▸ Aim: Each record is to be transcribed exactly.

▸ Dataset extract:
════════════════════

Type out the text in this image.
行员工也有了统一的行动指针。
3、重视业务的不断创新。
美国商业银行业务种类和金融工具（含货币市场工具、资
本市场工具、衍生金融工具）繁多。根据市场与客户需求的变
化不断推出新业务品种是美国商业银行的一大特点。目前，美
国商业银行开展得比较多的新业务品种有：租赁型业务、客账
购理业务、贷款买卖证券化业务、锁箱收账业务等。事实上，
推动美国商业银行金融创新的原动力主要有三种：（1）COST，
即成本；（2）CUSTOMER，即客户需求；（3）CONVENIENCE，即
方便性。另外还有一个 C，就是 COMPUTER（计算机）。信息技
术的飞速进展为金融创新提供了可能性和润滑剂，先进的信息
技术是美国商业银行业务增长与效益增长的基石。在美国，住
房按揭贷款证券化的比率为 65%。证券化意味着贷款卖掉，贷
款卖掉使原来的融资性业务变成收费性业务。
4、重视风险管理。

════════════════════

▸ Exercise output:
Type out the text in this image.
行员工也有了统一的行动指针。
3、重视业务的不断创新。
美国商业银行业务种类和金融工具（含货币市场工具、资
本市场工具、衍生金融工具）繁多。根据市场与客户需求的变
化不断推出新业务品种是美国商业银行的一大特点。目前，美
国商业银行开展得比较多的新业务品种有：租赁型业务、客账
购理业务、贷款买卖证券化业务、锁箱收账业务等。事实上，
推动美国商业银行金融创新的原动力主要有三种：（1）COST，
即成本；（2）CUSTOMER，即客户需求；（3）CONVENIENCE，即
方便性。另外还有一个 C，就是 COMPUTER（计算机）。信息技
术的飞速进展为金融创新提供了可能性和润滑剂，先进的信息
技术是美国商业银行业务增长与效益增长的基石。在美国，住
房按揭贷款证券化的比率为 65%。证券化意味着贷款卖掉，贷
款卖掉使原来的融资性业务变成收费性业务。
4、重视风险管理。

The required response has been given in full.